The Dover Quartet also joins current Banff International String Quartet Competition torch bearers, the Rolston String Quartet for a concert of award winners on Thursday, June 8 at 7:30 pm at Pollack Hall.  Music will include Mendelssohn’s famous String Octet, Op. 20 and the Quebec premiere of Quartet No. 1 by Zosha di Castri, which was written for last summer’s Banff competition.

 

THE ART OF JAN LISIECKI

The Festival is thrilled to present two concerts featuring the spectacular young pianist Jan Lisiecki.  Just 21 years-old, Lisiecki has won acclaim around the world for his extraordinary interpretive maturity, distinctive sound, and poetic sensibility.  The New York Times has called him “a pianist who makes every note count” while Classic FM, praising his most recent album for Deutsche Grammophon, wrote:  “he may be young but Jan Lisiecki plays like a legend.”  Jan’s new album of orchestral works by Chopin, with the NDR Elbphilharmonie Orchester, also for Deutsche Grammophon, will be released in March.

On Wednesday, June 14 at 7:30 pm at Pollack Hall, Jan is joined by cellist Denis Brott in a recital of works by Bach, Beethoven, and Chopin.  Then, on Friday, June 16 at 7:30 pm, he performs a solo piano programme including works by Beethoven and Chopin, closing with an arrangement for piano and string quintet of Beethoven’s Piano Concerto No. 4 in G Major, with the Festival Strings.

 

 TD JAZZ SERIES – 3 SPECTACULAR SATURDAY NIGHTS

The Festival’s popular TD Jazz Series always brings in tremendous artists from home and away for three fun-filled evenings, and this year is no exception.  The three Saturday night concerts all take place at Salle Bourgie, beginning at 7:30 pm.

On June 3, Canadian saxophone icon Rémi Bolduc brings his dazzling virtuosity, refreshing style and magnetic stage presence to the Festival for a new programme:  Tribute to George Shearing: Lullaby of BirdlandTo salute the legendary pianist, Bolduc brings along a group of outstanding musicians including François Bourassa, piano; Neil Swainson on bass; Pat Labarbera on tenor saxophone, and drummer Rich Irwin, for an unforgettable evening.

□ □ □ □

PROBLEMS AND TASKS:
**A)** Set down verbatim the passage of the festival announcement that opens with the words containing "The Festival is" and closes with "released in March.".
**B)** Supply the next part of the festival announcement, picking up after its final sentence.

□ □ □ □

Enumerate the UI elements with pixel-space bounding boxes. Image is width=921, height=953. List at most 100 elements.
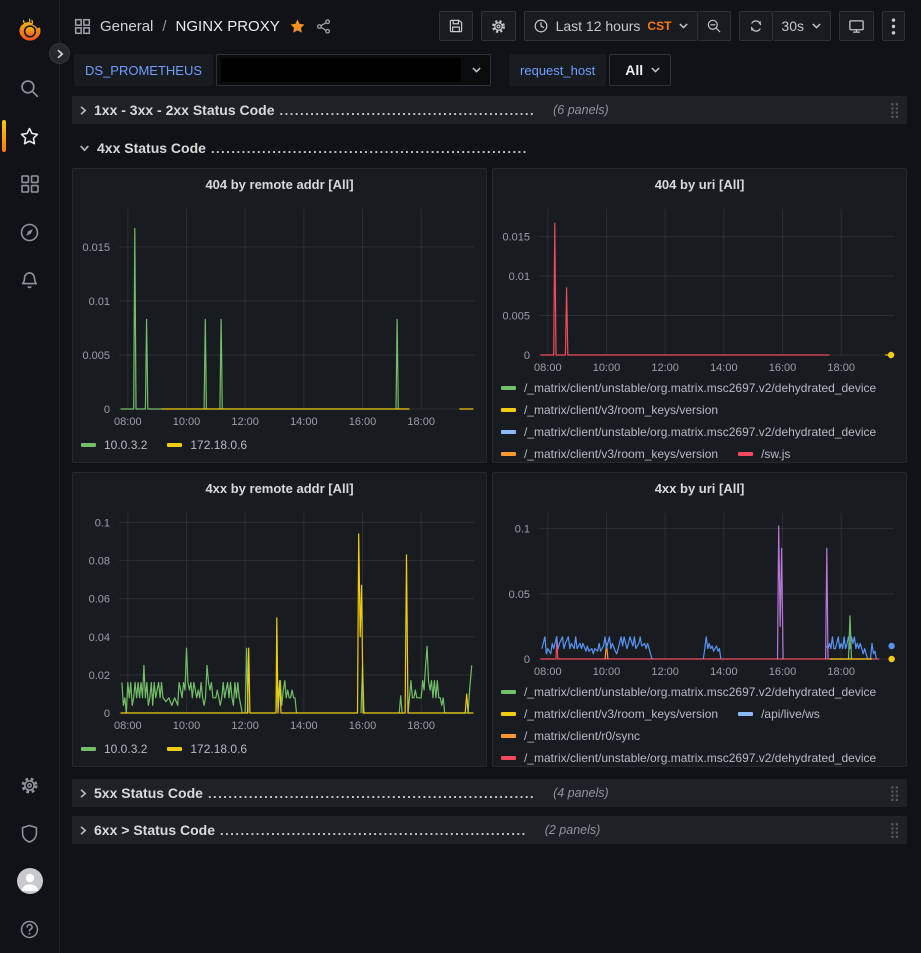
legend-swatch <box>738 452 753 456</box>
save-dashboard-button[interactable] <box>439 11 473 41</box>
legend-item[interactable]: 172.18.0.6 <box>167 438 247 452</box>
sidebar-item-server-admin[interactable] <box>0 809 60 857</box>
legend-item[interactable]: /_matrix/client/unstable/org.matrix.msc2… <box>501 425 876 439</box>
kebab-icon <box>891 18 896 35</box>
row-5xx[interactable]: 5xx Status Code ........................… <box>72 779 907 807</box>
kebab-menu-button[interactable] <box>882 11 905 41</box>
legend-item[interactable]: /_matrix/client/unstable/org.matrix.msc2… <box>501 685 876 699</box>
legend-item[interactable]: /sw.js <box>738 447 790 461</box>
time-range-picker[interactable]: Last 12 hours CST <box>524 11 699 41</box>
legend-item[interactable]: 172.18.0.6 <box>167 742 247 756</box>
expand-sidebar-button[interactable] <box>49 43 70 64</box>
variable-label[interactable]: request_host <box>509 54 606 86</box>
chart-svg: 08:0010:0012:0014:0016:0018:0000.050.1 <box>493 503 906 681</box>
grafana-logo[interactable] <box>0 8 60 52</box>
time-series-chart[interactable]: 08:0010:0012:0014:0016:0018:0000.0050.01… <box>73 199 486 431</box>
legend-swatch <box>738 712 753 716</box>
refresh-button[interactable] <box>739 11 773 41</box>
svg-text:10:00: 10:00 <box>593 666 621 678</box>
legend-swatch <box>501 690 516 694</box>
breadcrumb-separator: / <box>162 18 166 35</box>
dashboard-scroll-area: 1xx - 3xx - 2xx Status Code ............… <box>60 88 921 953</box>
svg-text:0.005: 0.005 <box>502 311 530 323</box>
legend-item[interactable]: /_matrix/client/unstable/org.matrix.msc2… <box>501 381 876 395</box>
svg-text:0: 0 <box>104 404 110 416</box>
legend-row: /_matrix/client/unstable/org.matrix.msc2… <box>501 421 906 443</box>
svg-text:0.015: 0.015 <box>82 242 110 254</box>
panel-title[interactable]: 404 by remote addr [All] <box>73 169 486 199</box>
dashboard-title[interactable]: NGINX PROXY <box>176 18 280 35</box>
row-1xx-3xx-2xx[interactable]: 1xx - 3xx - 2xx Status Code ............… <box>72 96 907 124</box>
legend-item[interactable]: /api/live/ws <box>738 707 820 721</box>
angle-right-icon <box>79 105 87 116</box>
panel-legend: 10.0.3.2 172.18.0.6 <box>73 735 486 766</box>
time-series-chart[interactable]: 08:0010:0012:0014:0016:0018:0000.020.040… <box>73 503 486 735</box>
time-series-chart[interactable]: 08:0010:0012:0014:0016:0018:0000.0050.01… <box>493 199 906 377</box>
svg-text:10:00: 10:00 <box>593 362 621 374</box>
legend-item[interactable]: /_matrix/client/v3/room_keys/version <box>501 707 718 721</box>
variable-label[interactable]: DS_PROMETHEUS <box>74 54 213 86</box>
apps-icon <box>74 18 91 35</box>
variable-value-redacted <box>221 58 461 82</box>
svg-text:12:00: 12:00 <box>231 720 259 732</box>
sidebar-item-starred[interactable] <box>0 112 60 160</box>
sidebar-item-alerting[interactable] <box>0 256 60 304</box>
refresh-interval-picker[interactable]: 30s <box>773 11 831 41</box>
angle-down-icon <box>79 144 90 152</box>
legend-label: /_matrix/client/v3/room_keys/version <box>524 403 718 417</box>
zoom-out-time-button[interactable] <box>698 11 731 41</box>
variable-ds-prometheus: DS_PROMETHEUS <box>74 54 491 86</box>
row-drag-handle[interactable]: ⣿ <box>889 823 900 838</box>
toolbar-actions: Last 12 hours CST <box>439 11 905 41</box>
svg-text:12:00: 12:00 <box>231 416 259 428</box>
svg-text:0.015: 0.015 <box>502 232 530 244</box>
variable-value-dropdown[interactable] <box>216 54 491 86</box>
legend-item[interactable]: 10.0.3.2 <box>81 742 147 756</box>
breadcrumb: General / NGINX PROXY <box>74 18 332 35</box>
favorite-star-button[interactable] <box>289 18 306 35</box>
row-title: 1xx - 3xx - 2xx Status Code <box>94 102 275 118</box>
row-6xx[interactable]: 6xx > Status Code ......................… <box>72 816 907 844</box>
time-series-chart[interactable]: 08:0010:0012:0014:0016:0018:0000.050.1 <box>493 503 906 681</box>
legend-row: /_matrix/client/r0/sync <box>501 725 906 747</box>
gear-icon <box>19 775 40 796</box>
dashboard-settings-button[interactable] <box>481 11 516 41</box>
row-panel-count: (6 panels) <box>553 103 609 117</box>
svg-text:12:00: 12:00 <box>651 666 679 678</box>
svg-text:08:00: 08:00 <box>534 666 562 678</box>
grafana-logo-icon <box>16 16 44 44</box>
row-drag-handle[interactable]: ⣿ <box>889 103 900 118</box>
sidebar-item-explore[interactable] <box>0 208 60 256</box>
legend-swatch <box>501 430 516 434</box>
legend-item[interactable]: /_matrix/client/unstable/org.matrix.msc2… <box>501 751 876 765</box>
legend-item[interactable]: 10.0.3.2 <box>81 438 147 452</box>
legend-row: /_matrix/client/unstable/org.matrix.msc2… <box>501 747 906 766</box>
gear-icon <box>490 18 507 35</box>
sidebar-item-search[interactable] <box>0 64 60 112</box>
angle-right-icon <box>79 788 87 799</box>
sidebar-item-profile[interactable] <box>0 857 60 905</box>
legend-item[interactable]: /_matrix/client/v3/room_keys/version <box>501 403 718 417</box>
row-drag-handle[interactable]: ⣿ <box>889 786 900 801</box>
bell-icon <box>19 270 40 291</box>
panel-title[interactable]: 404 by uri [All] <box>493 169 906 199</box>
panel-title[interactable]: 4xx by remote addr [All] <box>73 473 486 503</box>
panel-legend: /_matrix/client/unstable/org.matrix.msc2… <box>493 377 906 462</box>
sidebar-item-help[interactable] <box>0 905 60 953</box>
legend-row: /_matrix/client/v3/room_keys/version <box>501 399 906 421</box>
panel-title[interactable]: 4xx by uri [All] <box>493 473 906 503</box>
variable-value-dropdown[interactable]: All <box>609 54 671 86</box>
share-button[interactable] <box>315 18 332 35</box>
row-leader-dots: ........................................… <box>211 141 528 156</box>
svg-text:18:00: 18:00 <box>407 720 435 732</box>
sidebar-item-dashboards[interactable] <box>0 160 60 208</box>
cycle-view-mode-button[interactable] <box>839 11 874 41</box>
row-4xx[interactable]: 4xx Status Code ........................… <box>72 134 907 162</box>
sidebar-item-configuration[interactable] <box>0 761 60 809</box>
panel-4xx-by-uri: 4xx by uri [All] 08:0010:0012:0014:0016:… <box>492 472 907 767</box>
svg-text:0.05: 0.05 <box>509 589 530 601</box>
legend-item[interactable]: /_matrix/client/v3/room_keys/version <box>501 447 718 461</box>
chevron-down-icon <box>678 22 689 30</box>
legend-item[interactable]: /_matrix/client/r0/sync <box>501 729 640 743</box>
breadcrumb-folder[interactable]: General <box>100 18 153 35</box>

□ □ □ □

TASK RESULTS:
**A)**
The Festival is thrilled to present two concerts featuring the spectacular young pianist Jan Lisiecki.  Just 21 years-old, Lisiecki has won acclaim around the world for his extraordinary interpretive maturity, distinctive sound, and poetic sensibility.  The New York Times has called him “a pianist who makes every note count” while Classic FM, praising his most recent album for Deutsche Grammophon, wrote:  “he may be young but Jan Lisiecki plays like a legend.”  Jan’s new album of orchestral works by Chopin, with the NDR Elbphilharmonie Orchester, also for Deutsche Grammophon, will be released in March.

**B)**
Robi Botos is a virtuosic pianist, rooted in everything from Eastern European folk to classical to modern jazz. The Oscar Peterson protégé, and recent Juno winner for “Jazz Album of the Year” for his Movin’ Forward, takes the stage on June 10 with bassist Mike Downes and drummer Larnell Lewis.

To close out the jazz series on June 17, the Festival welcomes beloved Cape Breton fiddler Natalie MacMaster and her quartet.  Over the course of 11 record releases, including numerous gold albums, and three decades of performing thousands of live shows, often collaborating with a multitude of world renowned artists, MacMaster has remained true to her traditional and invigorating jigs, reels, and strathspeys, always leaving her audience clapping and hollering for more.


THE ISRAELI CHAMBER PROJECT & TWO PREMIERES

The Israeli Chamber Project comes to the Festival for two concerts at Pollack Hall, both with thrilling premieres. This dynamic ensemble, based in both Israel and New York, comprises strings, winds, and piano, all of them brilliant, prize-winning players.  Time Out New York calls them “a band of world-class soloists … in which egos dissolve and players think, breathe and play as one.”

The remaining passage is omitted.